From the records below, print only the part that opens with the line containing "Output a JSON" and closes with the line containing "Decode this image"; omit the pictures.

RECORDS ▸
(begin)

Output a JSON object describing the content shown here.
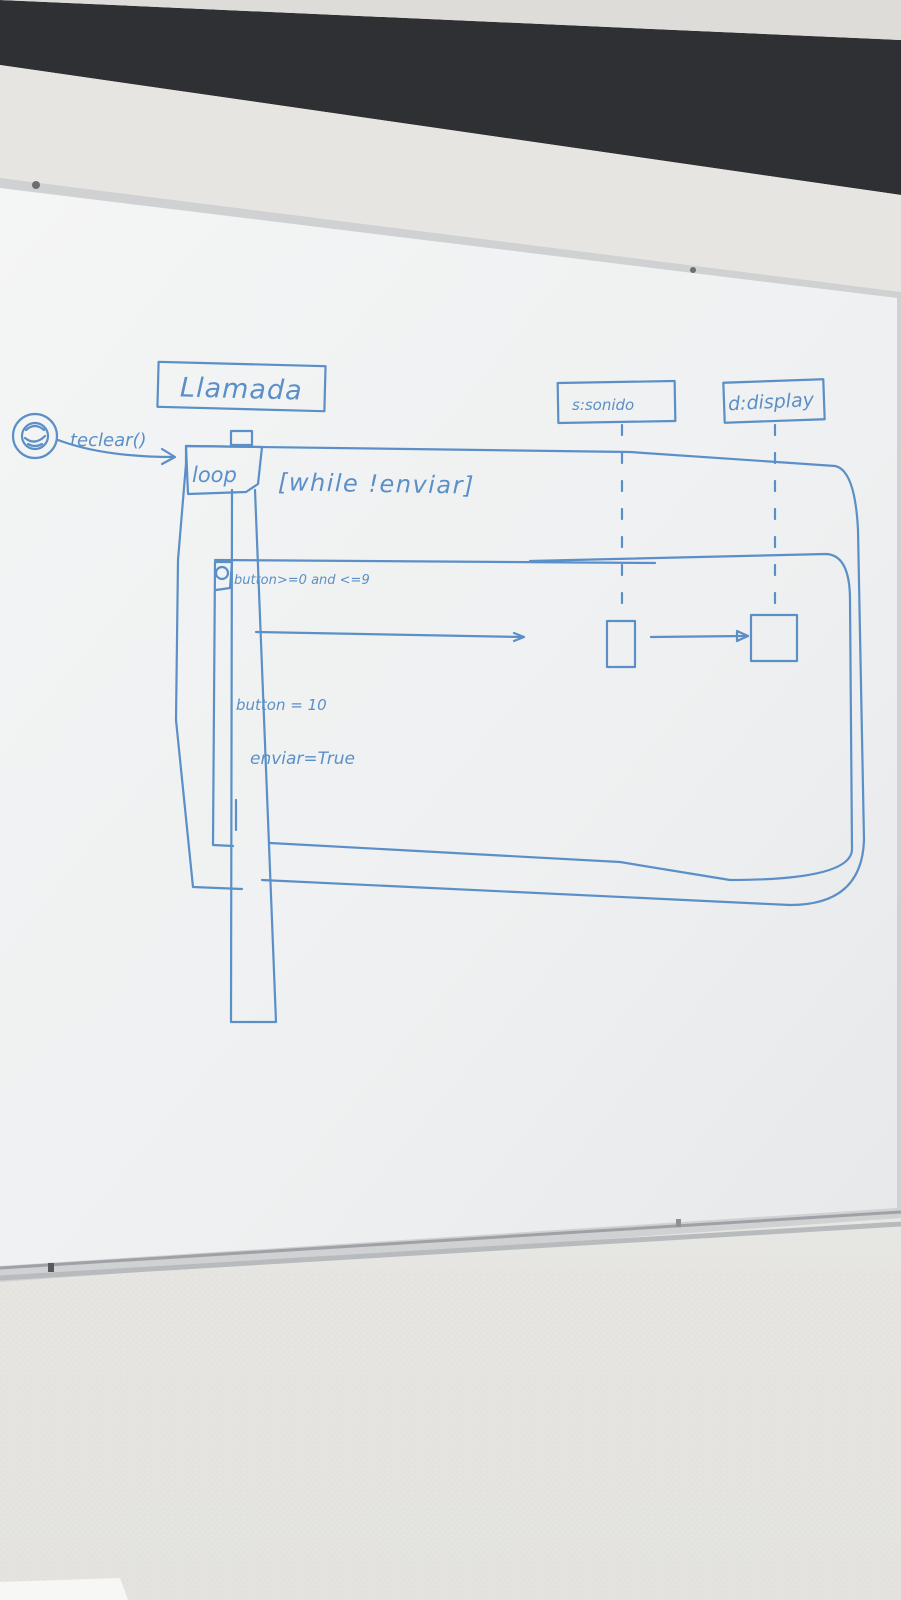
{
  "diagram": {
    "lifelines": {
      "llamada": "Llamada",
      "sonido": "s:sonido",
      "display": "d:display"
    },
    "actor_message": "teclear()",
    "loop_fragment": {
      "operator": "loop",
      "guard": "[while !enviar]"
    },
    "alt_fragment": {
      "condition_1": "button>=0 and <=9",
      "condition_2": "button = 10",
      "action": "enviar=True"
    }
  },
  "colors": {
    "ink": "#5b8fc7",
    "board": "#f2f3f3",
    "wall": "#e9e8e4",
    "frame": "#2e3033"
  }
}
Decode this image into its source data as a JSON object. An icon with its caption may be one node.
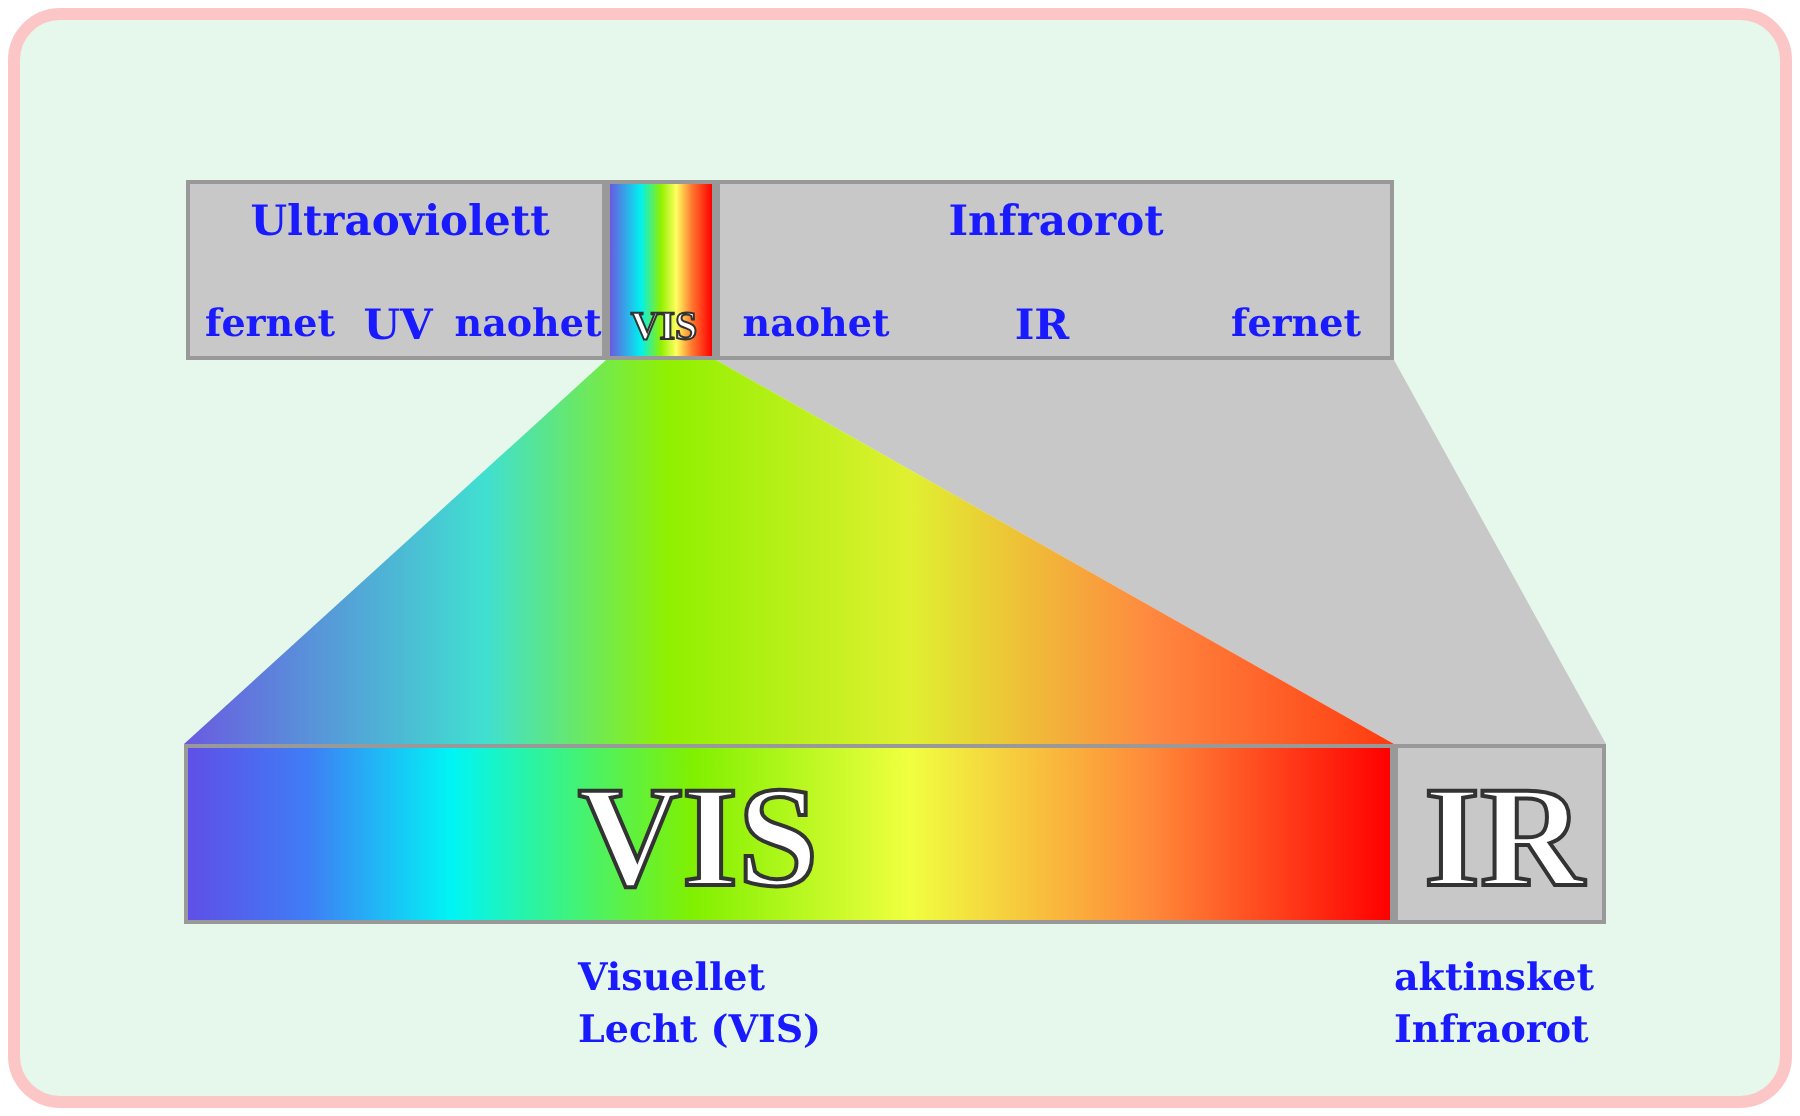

(end)
(begin)

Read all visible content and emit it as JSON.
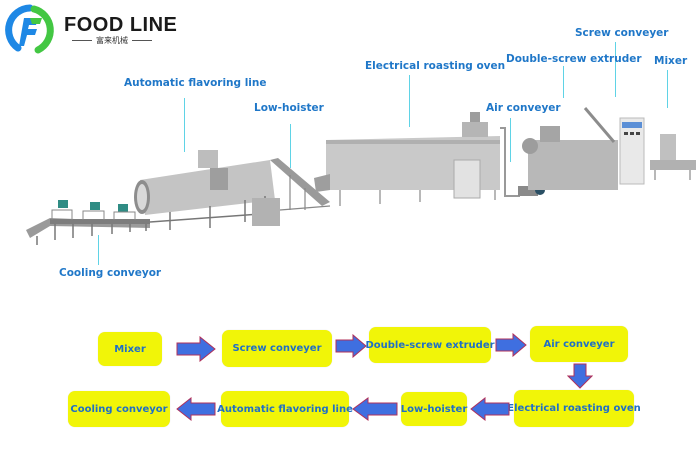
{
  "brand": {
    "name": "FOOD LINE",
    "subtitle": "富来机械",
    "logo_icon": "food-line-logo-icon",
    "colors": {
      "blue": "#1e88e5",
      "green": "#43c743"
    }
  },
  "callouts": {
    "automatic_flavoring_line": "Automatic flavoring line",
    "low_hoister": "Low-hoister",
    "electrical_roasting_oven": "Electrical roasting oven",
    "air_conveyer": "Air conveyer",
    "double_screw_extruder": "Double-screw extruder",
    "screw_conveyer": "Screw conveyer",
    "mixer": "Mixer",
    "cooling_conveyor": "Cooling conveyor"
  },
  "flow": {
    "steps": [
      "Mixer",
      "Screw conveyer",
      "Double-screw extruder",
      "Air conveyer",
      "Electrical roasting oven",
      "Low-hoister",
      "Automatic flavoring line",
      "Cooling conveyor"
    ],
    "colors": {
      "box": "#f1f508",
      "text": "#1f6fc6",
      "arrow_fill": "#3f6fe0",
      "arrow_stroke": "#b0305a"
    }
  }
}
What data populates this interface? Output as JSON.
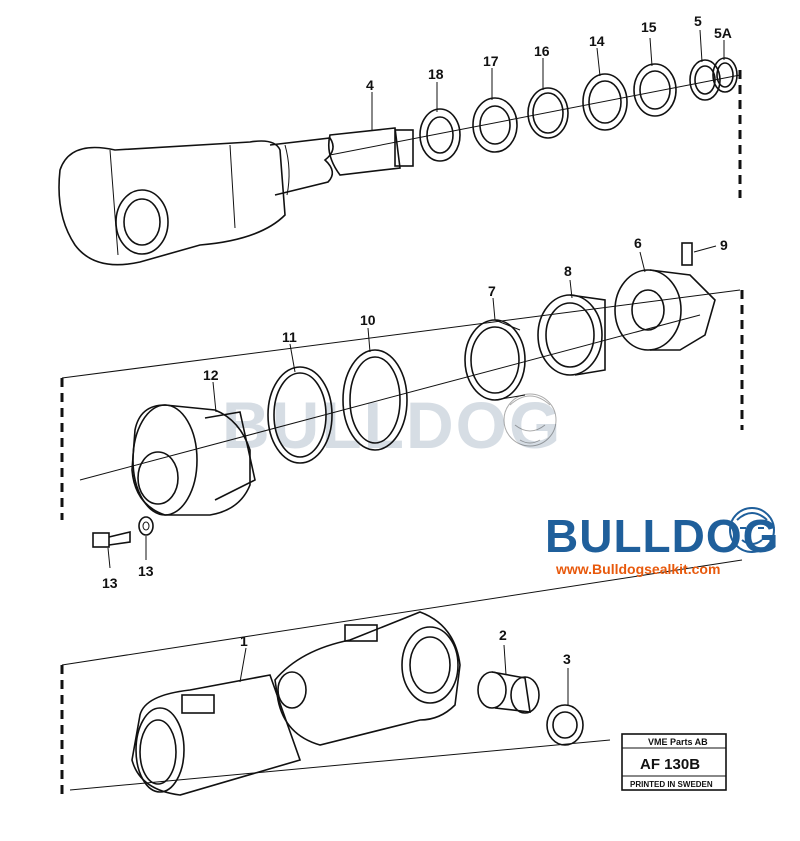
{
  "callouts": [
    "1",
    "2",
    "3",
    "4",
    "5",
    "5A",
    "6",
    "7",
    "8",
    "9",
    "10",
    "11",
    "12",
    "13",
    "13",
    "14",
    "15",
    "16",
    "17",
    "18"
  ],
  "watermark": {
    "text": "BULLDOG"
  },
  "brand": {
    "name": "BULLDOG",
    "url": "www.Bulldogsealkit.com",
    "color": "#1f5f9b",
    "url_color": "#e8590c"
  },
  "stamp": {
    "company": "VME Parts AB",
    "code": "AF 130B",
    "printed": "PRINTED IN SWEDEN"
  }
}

(end)

RESULT ▸
Output a JSON object describing the content shown here.
{
  "diagram": {
    "lifelines": {
      "llamada": "Llamada",
      "sonido": "s:sonido",
      "display": "d:display"
    },
    "actor_message": "teclear()",
    "loop_fragment": {
      "operator": "loop",
      "guard": "[while !enviar]"
    },
    "alt_fragment": {
      "condition_1": "button>=0 and <=9",
      "condition_2": "button = 10",
      "action": "enviar=True"
    }
  },
  "colors": {
    "ink": "#5b8fc7",
    "board": "#f2f3f3",
    "wall": "#e9e8e4",
    "frame": "#2e3033"
  }
}
Decode this image into its source data as a JSON object. An icon with its caption may be one node.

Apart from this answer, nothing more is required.